* _DATA ROWS_
------------------------------
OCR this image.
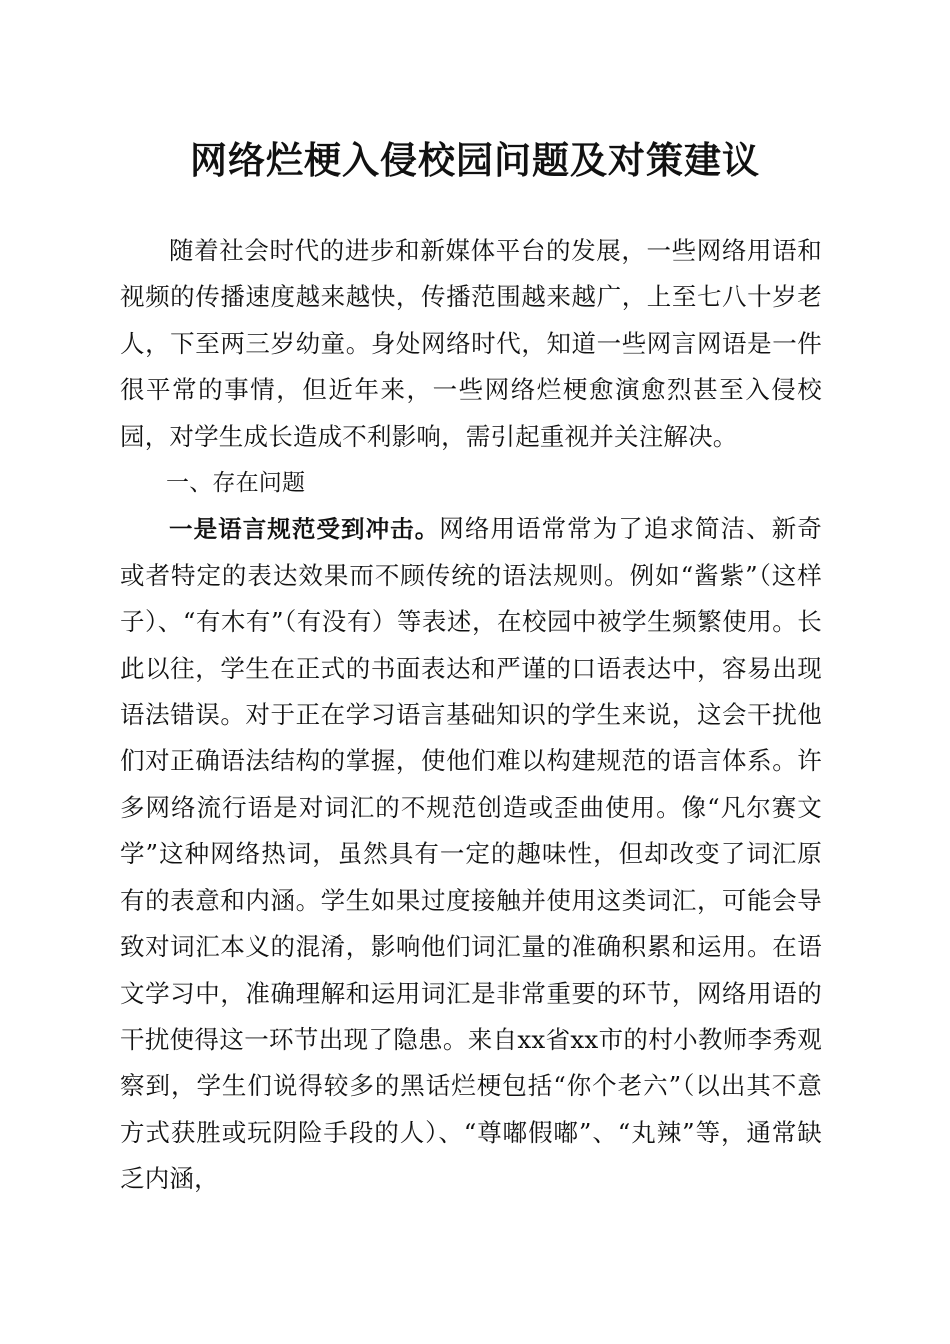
网络烂梗入侵校园问题及对策建议

随着社会时代的进步和新媒体平台的发展，一些网络用语和视频的传播速度越来越快，传播范围越来越广，上至七八十岁老人，下至两三岁幼童。身处网络时代，知道一些网言网语是一件很平常的事情，但近年来，一些网络烂梗愈演愈烈甚至入侵校园，对学生成长造成不利影响，需引起重视并关注解决。

一、存在问题

一是语言规范受到冲击。网络用语常常为了追求简洁、新奇或者特定的表达效果而不顾传统的语法规则。例如“酱紫”（这样子）、“有木有”（有没有）等表述，在校园中被学生频繁使用。长此以往，学生在正式的书面表达和严谨的口语表达中，容易出现语法错误。对于正在学习语言基础知识的学生来说，这会干扰他们对正确语法结构的掌握，使他们难以构建规范的语言体系。许多网络流行语是对词汇的不规范创造或歪曲使用。像“凡尔赛文学”这种网络热词，虽然具有一定的趣味性，但却改变了词汇原有的表意和内涵。学生如果过度接触并使用这类词汇，可能会导致对词汇本义的混淆，影响他们词汇量的准确积累和运用。在语文学习中，准确理解和运用词汇是非常重要的环节，网络用语的干扰使得这一环节出现了隐患。来自xx省xx市的村小教师李秀观察到，学生们说得较多的黑话烂梗包括“你个老六”（以出其不意方式获胜或玩阴险手段的人）、“尊嘟假嘟”、“丸辣”等，通常缺乏内涵，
------------------------------
* _WHAT THE EXERCISE ASKS_
Write out again every line above exactly as given; the pictures do not belong in the copy.

* _THE OUTPUT_
OCR this image.
网络烂梗入侵校园问题及对策建议

随着社会时代的进步和新媒体平台的发展，一些网络用语和视频的传播速度越来越快，传播范围越来越广，上至七八十岁老人，下至两三岁幼童。身处网络时代，知道一些网言网语是一件很平常的事情，但近年来，一些网络烂梗愈演愈烈甚至入侵校园，对学生成长造成不利影响，需引起重视并关注解决。

一、存在问题

一是语言规范受到冲击。网络用语常常为了追求简洁、新奇或者特定的表达效果而不顾传统的语法规则。例如“酱紫”（这样子）、“有木有”（有没有）等表述，在校园中被学生频繁使用。长此以往，学生在正式的书面表达和严谨的口语表达中，容易出现语法错误。对于正在学习语言基础知识的学生来说，这会干扰他们对正确语法结构的掌握，使他们难以构建规范的语言体系。许多网络流行语是对词汇的不规范创造或歪曲使用。像“凡尔赛文学”这种网络热词，虽然具有一定的趣味性，但却改变了词汇原有的表意和内涵。学生如果过度接触并使用这类词汇，可能会导致对词汇本义的混淆，影响他们词汇量的准确积累和运用。在语文学习中，准确理解和运用词汇是非常重要的环节，网络用语的干扰使得这一环节出现了隐患。来自xx省xx市的村小教师李秀观察到，学生们说得较多的黑话烂梗包括“你个老六”（以出其不意方式获胜或玩阴险手段的人）、“尊嘟假嘟”、“丸辣”等，通常缺乏内涵，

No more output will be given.